What is asked => Extract the text of every entry below exactly; leave images out.

Exercise material =>
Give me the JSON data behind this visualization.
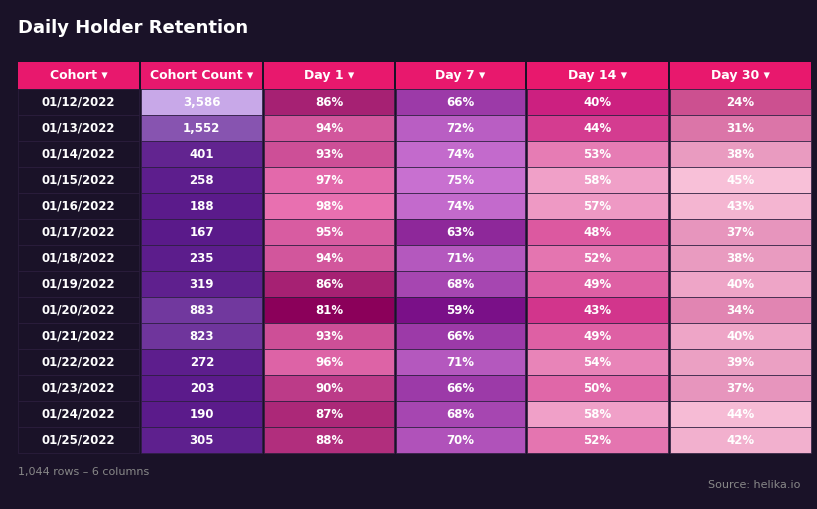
{
  "title": "Daily Holder Retention",
  "subtitle": "1,044 rows – 6 columns",
  "source": "Source: helika.io",
  "bg_color": "#1a1228",
  "header_labels": [
    "Cohort",
    "Cohort Count",
    "Day 1",
    "Day 7",
    "Day 14",
    "Day 30"
  ],
  "rows": [
    [
      "01/12/2022",
      "3,586",
      "86%",
      "66%",
      "40%",
      "24%"
    ],
    [
      "01/13/2022",
      "1,552",
      "94%",
      "72%",
      "44%",
      "31%"
    ],
    [
      "01/14/2022",
      "401",
      "93%",
      "74%",
      "53%",
      "38%"
    ],
    [
      "01/15/2022",
      "258",
      "97%",
      "75%",
      "58%",
      "45%"
    ],
    [
      "01/16/2022",
      "188",
      "98%",
      "74%",
      "57%",
      "43%"
    ],
    [
      "01/17/2022",
      "167",
      "95%",
      "63%",
      "48%",
      "37%"
    ],
    [
      "01/18/2022",
      "235",
      "94%",
      "71%",
      "52%",
      "38%"
    ],
    [
      "01/19/2022",
      "319",
      "86%",
      "68%",
      "49%",
      "40%"
    ],
    [
      "01/20/2022",
      "883",
      "81%",
      "59%",
      "43%",
      "34%"
    ],
    [
      "01/21/2022",
      "823",
      "93%",
      "66%",
      "49%",
      "40%"
    ],
    [
      "01/22/2022",
      "272",
      "96%",
      "71%",
      "54%",
      "39%"
    ],
    [
      "01/23/2022",
      "203",
      "90%",
      "66%",
      "50%",
      "37%"
    ],
    [
      "01/24/2022",
      "190",
      "87%",
      "68%",
      "58%",
      "44%"
    ],
    [
      "01/25/2022",
      "305",
      "88%",
      "70%",
      "52%",
      "42%"
    ]
  ],
  "count_values": [
    3586,
    1552,
    401,
    258,
    188,
    167,
    235,
    319,
    883,
    823,
    272,
    203,
    190,
    305
  ],
  "day1_values": [
    86,
    94,
    93,
    97,
    98,
    95,
    94,
    86,
    81,
    93,
    96,
    90,
    87,
    88
  ],
  "day7_values": [
    66,
    72,
    74,
    75,
    74,
    63,
    71,
    68,
    59,
    66,
    71,
    66,
    68,
    70
  ],
  "day14_values": [
    40,
    44,
    53,
    58,
    57,
    48,
    52,
    49,
    43,
    49,
    54,
    50,
    58,
    52
  ],
  "day30_values": [
    24,
    31,
    38,
    45,
    43,
    37,
    38,
    40,
    34,
    40,
    39,
    37,
    44,
    42
  ],
  "header_bg": [
    "#e8186d",
    "#e8186d",
    "#e8186d",
    "#e8186d",
    "#e8186d",
    "#e8186d"
  ],
  "cohort_col_bg": "#1a1228",
  "count_dark": "#5a1a8a",
  "count_light": "#c8a8e8",
  "day1_dark": "#8b005a",
  "day1_light": "#e870b0",
  "day7_dark": "#7a1088",
  "day7_light": "#c870d0",
  "day14_dark": "#cc2080",
  "day14_light": "#f0a0c8",
  "day30_dark": "#cc5090",
  "day30_light": "#f8c0d8",
  "cell_border": "#2d1f40",
  "title_fontsize": 13,
  "header_fontsize": 9,
  "cell_fontsize": 8.5
}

Complete output =>
Give me the JSON data behind this visualization.
{
  "title": "Daily Holder Retention",
  "subtitle": "1,044 rows – 6 columns",
  "source": "Source: helika.io",
  "bg_color": "#1a1228",
  "header_labels": [
    "Cohort",
    "Cohort Count",
    "Day 1",
    "Day 7",
    "Day 14",
    "Day 30"
  ],
  "rows": [
    [
      "01/12/2022",
      "3,586",
      "86%",
      "66%",
      "40%",
      "24%"
    ],
    [
      "01/13/2022",
      "1,552",
      "94%",
      "72%",
      "44%",
      "31%"
    ],
    [
      "01/14/2022",
      "401",
      "93%",
      "74%",
      "53%",
      "38%"
    ],
    [
      "01/15/2022",
      "258",
      "97%",
      "75%",
      "58%",
      "45%"
    ],
    [
      "01/16/2022",
      "188",
      "98%",
      "74%",
      "57%",
      "43%"
    ],
    [
      "01/17/2022",
      "167",
      "95%",
      "63%",
      "48%",
      "37%"
    ],
    [
      "01/18/2022",
      "235",
      "94%",
      "71%",
      "52%",
      "38%"
    ],
    [
      "01/19/2022",
      "319",
      "86%",
      "68%",
      "49%",
      "40%"
    ],
    [
      "01/20/2022",
      "883",
      "81%",
      "59%",
      "43%",
      "34%"
    ],
    [
      "01/21/2022",
      "823",
      "93%",
      "66%",
      "49%",
      "40%"
    ],
    [
      "01/22/2022",
      "272",
      "96%",
      "71%",
      "54%",
      "39%"
    ],
    [
      "01/23/2022",
      "203",
      "90%",
      "66%",
      "50%",
      "37%"
    ],
    [
      "01/24/2022",
      "190",
      "87%",
      "68%",
      "58%",
      "44%"
    ],
    [
      "01/25/2022",
      "305",
      "88%",
      "70%",
      "52%",
      "42%"
    ]
  ],
  "count_values": [
    3586,
    1552,
    401,
    258,
    188,
    167,
    235,
    319,
    883,
    823,
    272,
    203,
    190,
    305
  ],
  "day1_values": [
    86,
    94,
    93,
    97,
    98,
    95,
    94,
    86,
    81,
    93,
    96,
    90,
    87,
    88
  ],
  "day7_values": [
    66,
    72,
    74,
    75,
    74,
    63,
    71,
    68,
    59,
    66,
    71,
    66,
    68,
    70
  ],
  "day14_values": [
    40,
    44,
    53,
    58,
    57,
    48,
    52,
    49,
    43,
    49,
    54,
    50,
    58,
    52
  ],
  "day30_values": [
    24,
    31,
    38,
    45,
    43,
    37,
    38,
    40,
    34,
    40,
    39,
    37,
    44,
    42
  ],
  "header_bg": [
    "#e8186d",
    "#e8186d",
    "#e8186d",
    "#e8186d",
    "#e8186d",
    "#e8186d"
  ],
  "cohort_col_bg": "#1a1228",
  "count_dark": "#5a1a8a",
  "count_light": "#c8a8e8",
  "day1_dark": "#8b005a",
  "day1_light": "#e870b0",
  "day7_dark": "#7a1088",
  "day7_light": "#c870d0",
  "day14_dark": "#cc2080",
  "day14_light": "#f0a0c8",
  "day30_dark": "#cc5090",
  "day30_light": "#f8c0d8",
  "cell_border": "#2d1f40",
  "title_fontsize": 13,
  "header_fontsize": 9,
  "cell_fontsize": 8.5
}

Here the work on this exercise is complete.